• **The problem**: Restate all of the data exactly.

(A run of records)
--------------------

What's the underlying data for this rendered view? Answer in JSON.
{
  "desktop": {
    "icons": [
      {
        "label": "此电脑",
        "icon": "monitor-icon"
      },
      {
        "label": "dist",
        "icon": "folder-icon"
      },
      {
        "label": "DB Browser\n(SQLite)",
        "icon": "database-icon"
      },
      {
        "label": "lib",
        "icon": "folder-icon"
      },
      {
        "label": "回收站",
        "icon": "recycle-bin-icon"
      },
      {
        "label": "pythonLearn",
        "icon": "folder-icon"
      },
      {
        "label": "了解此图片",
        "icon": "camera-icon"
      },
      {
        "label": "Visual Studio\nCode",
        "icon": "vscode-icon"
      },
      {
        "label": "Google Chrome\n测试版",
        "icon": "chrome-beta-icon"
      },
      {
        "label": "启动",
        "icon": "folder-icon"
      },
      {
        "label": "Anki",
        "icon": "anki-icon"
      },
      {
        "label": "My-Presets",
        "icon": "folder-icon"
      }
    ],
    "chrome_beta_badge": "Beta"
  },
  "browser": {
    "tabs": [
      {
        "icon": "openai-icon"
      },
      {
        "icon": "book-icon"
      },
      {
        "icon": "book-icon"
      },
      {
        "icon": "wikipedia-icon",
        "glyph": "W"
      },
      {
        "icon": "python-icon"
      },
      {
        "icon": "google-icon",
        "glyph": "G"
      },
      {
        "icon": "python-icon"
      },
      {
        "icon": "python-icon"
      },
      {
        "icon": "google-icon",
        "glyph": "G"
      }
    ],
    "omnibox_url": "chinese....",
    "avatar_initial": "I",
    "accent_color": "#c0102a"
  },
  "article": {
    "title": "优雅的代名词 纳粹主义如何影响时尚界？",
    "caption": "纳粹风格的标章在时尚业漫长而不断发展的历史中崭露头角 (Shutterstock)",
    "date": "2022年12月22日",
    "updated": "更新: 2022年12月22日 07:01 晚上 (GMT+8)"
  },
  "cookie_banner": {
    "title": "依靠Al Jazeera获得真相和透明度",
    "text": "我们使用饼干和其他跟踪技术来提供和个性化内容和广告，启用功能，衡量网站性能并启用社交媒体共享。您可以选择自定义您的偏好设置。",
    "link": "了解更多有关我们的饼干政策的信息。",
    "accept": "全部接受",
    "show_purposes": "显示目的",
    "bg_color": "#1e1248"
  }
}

--------------------

• **Problem solution**:
What's the underlying data for this rendered view? Answer in JSON.
{
  "desktop": {
    "icons": [
      {
        "label": "此电脑",
        "icon": "monitor-icon"
      },
      {
        "label": "dist",
        "icon": "folder-icon"
      },
      {
        "label": "DB Browser\n(SQLite)",
        "icon": "database-icon"
      },
      {
        "label": "lib",
        "icon": "folder-icon"
      },
      {
        "label": "回收站",
        "icon": "recycle-bin-icon"
      },
      {
        "label": "pythonLearn",
        "icon": "folder-icon"
      },
      {
        "label": "了解此图片",
        "icon": "camera-icon"
      },
      {
        "label": "Visual Studio\nCode",
        "icon": "vscode-icon"
      },
      {
        "label": "Google Chrome\n测试版",
        "icon": "chrome-beta-icon"
      },
      {
        "label": "启动",
        "icon": "folder-icon"
      },
      {
        "label": "Anki",
        "icon": "anki-icon"
      },
      {
        "label": "My-Presets",
        "icon": "folder-icon"
      }
    ],
    "chrome_beta_badge": "Beta"
  },
  "browser": {
    "tabs": [
      {
        "icon": "openai-icon"
      },
      {
        "icon": "book-icon"
      },
      {
        "icon": "book-icon"
      },
      {
        "icon": "wikipedia-icon",
        "glyph": "W"
      },
      {
        "icon": "python-icon"
      },
      {
        "icon": "google-icon",
        "glyph": "G"
      },
      {
        "icon": "python-icon"
      },
      {
        "icon": "python-icon"
      },
      {
        "icon": "google-icon",
        "glyph": "G"
      }
    ],
    "omnibox_url": "chinese....",
    "avatar_initial": "I",
    "accent_color": "#c0102a"
  },
  "article": {
    "title": "优雅的代名词 纳粹主义如何影响时尚界？",
    "caption": "纳粹风格的标章在时尚业漫长而不断发展的历史中崭露头角 (Shutterstock)",
    "date": "2022年12月22日",
    "updated": "更新: 2022年12月22日 07:01 晚上 (GMT+8)"
  },
  "cookie_banner": {
    "title": "依靠Al Jazeera获得真相和透明度",
    "text": "我们使用饼干和其他跟踪技术来提供和个性化内容和广告，启用功能，衡量网站性能并启用社交媒体共享。您可以选择自定义您的偏好设置。",
    "link": "了解更多有关我们的饼干政策的信息。",
    "accept": "全部接受",
    "show_purposes": "显示目的",
    "bg_color": "#1e1248"
  }
}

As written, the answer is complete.